§ EXTRACTED ENTRIES:

————

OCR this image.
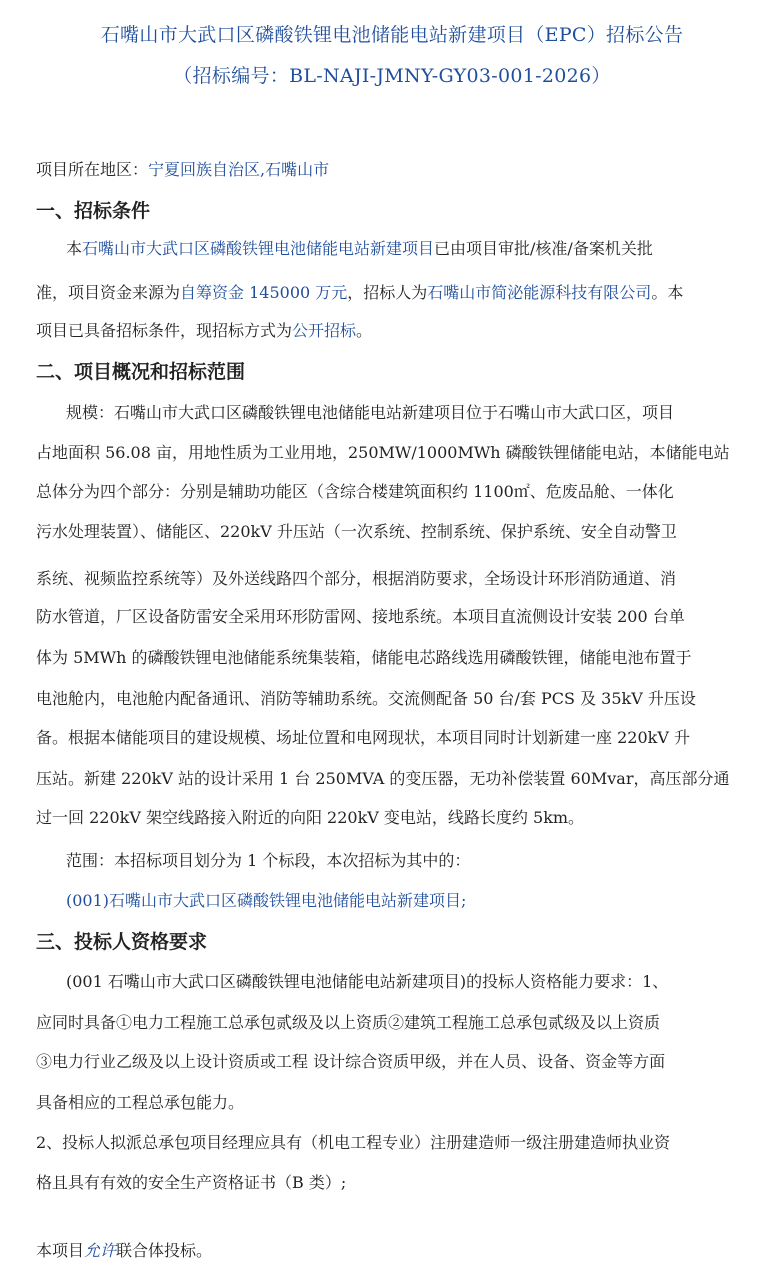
石嘴山市大武口区磷酸铁锂电池储能电站新建项目（EPC）招标公告
（招标编号：BL-NAJI-JMNY-GY03-001-2026）
项目所在地区：宁夏回族自治区,石嘴山市
一、招标条件
本石嘴山市大武口区磷酸铁锂电池储能电站新建项目已由项目审批/核准/备案机关批
准，项目资金来源为自筹资金 145000 万元，招标人为石嘴山市简泌能源科技有限公司。本
项目已具备招标条件，现招标方式为公开招标。
二、项目概况和招标范围
规模：石嘴山市大武口区磷酸铁锂电池储能电站新建项目位于石嘴山市大武口区，项目
占地面积 56.08 亩，用地性质为工业用地，250MW/1000MWh 磷酸铁锂储能电站，本储能电站
总体分为四个部分：分别是辅助功能区（含综合楼建筑面积约 1100㎡、危废品舱、一体化
污水处理装置）、储能区、220kV 升压站（一次系统、控制系统、保护系统、安全自动警卫
系统、视频监控系统等）及外送线路四个部分，根据消防要求，全场设计环形消防通道、消
防水管道，厂区设备防雷安全采用环形防雷网、接地系统。本项目直流侧设计安装 200 台单
体为 5MWh 的磷酸铁锂电池储能系统集装箱，储能电芯路线选用磷酸铁锂，储能电池布置于
电池舱内，电池舱内配备通讯、消防等辅助系统。交流侧配备 50 台/套 PCS 及 35kV 升压设
备。根据本储能项目的建设规模、场址位置和电网现状，本项目同时计划新建一座 220kV 升
压站。新建 220kV 站的设计采用 1 台 250MVA 的变压器，无功补偿装置 60Mvar，高压部分通
过一回 220kV 架空线路接入附近的向阳 220kV 变电站，线路长度约 5km。
范围：本招标项目划分为 1 个标段，本次招标为其中的：
(001)石嘴山市大武口区磷酸铁锂电池储能电站新建项目;
三、投标人资格要求
(001 石嘴山市大武口区磷酸铁锂电池储能电站新建项目)的投标人资格能力要求：1、
应同时具备①电力工程施工总承包贰级及以上资质②建筑工程施工总承包贰级及以上资质
③电力行业乙级及以上设计资质或工程 设计综合资质甲级，并在人员、设备、资金等方面
具备相应的工程总承包能力。
2、投标人拟派总承包项目经理应具有（机电工程专业）注册建造师一级注册建造师执业资
格且具有有效的安全生产资格证书（B 类）;
本项目允许联合体投标。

————

§ TASK BRIEF:
Keep every word of the data as it is when you write it out, but drop the pictures.

§ RIGHT ANSWER:
OCR this image.
石嘴山市大武口区磷酸铁锂电池储能电站新建项目（EPC）招标公告
（招标编号：BL-NAJI-JMNY-GY03-001-2026）
项目所在地区：宁夏回族自治区,石嘴山市
一、招标条件
本石嘴山市大武口区磷酸铁锂电池储能电站新建项目已由项目审批/核准/备案机关批
准，项目资金来源为自筹资金 145000 万元，招标人为石嘴山市简泌能源科技有限公司。本
项目已具备招标条件，现招标方式为公开招标。
二、项目概况和招标范围
规模：石嘴山市大武口区磷酸铁锂电池储能电站新建项目位于石嘴山市大武口区，项目
占地面积 56.08 亩，用地性质为工业用地，250MW/1000MWh 磷酸铁锂储能电站，本储能电站
总体分为四个部分：分别是辅助功能区（含综合楼建筑面积约 1100㎡、危废品舱、一体化
污水处理装置）、储能区、220kV 升压站（一次系统、控制系统、保护系统、安全自动警卫
系统、视频监控系统等）及外送线路四个部分，根据消防要求，全场设计环形消防通道、消
防水管道，厂区设备防雷安全采用环形防雷网、接地系统。本项目直流侧设计安装 200 台单
体为 5MWh 的磷酸铁锂电池储能系统集装箱，储能电芯路线选用磷酸铁锂，储能电池布置于
电池舱内，电池舱内配备通讯、消防等辅助系统。交流侧配备 50 台/套 PCS 及 35kV 升压设
备。根据本储能项目的建设规模、场址位置和电网现状，本项目同时计划新建一座 220kV 升
压站。新建 220kV 站的设计采用 1 台 250MVA 的变压器，无功补偿装置 60Mvar，高压部分通
过一回 220kV 架空线路接入附近的向阳 220kV 变电站，线路长度约 5km。
范围：本招标项目划分为 1 个标段，本次招标为其中的：
(001)石嘴山市大武口区磷酸铁锂电池储能电站新建项目;
三、投标人资格要求
(001 石嘴山市大武口区磷酸铁锂电池储能电站新建项目)的投标人资格能力要求：1、
应同时具备①电力工程施工总承包贰级及以上资质②建筑工程施工总承包贰级及以上资质
③电力行业乙级及以上设计资质或工程 设计综合资质甲级，并在人员、设备、资金等方面
具备相应的工程总承包能力。
2、投标人拟派总承包项目经理应具有（机电工程专业）注册建造师一级注册建造师执业资
格且具有有效的安全生产资格证书（B 类）;
本项目允许联合体投标。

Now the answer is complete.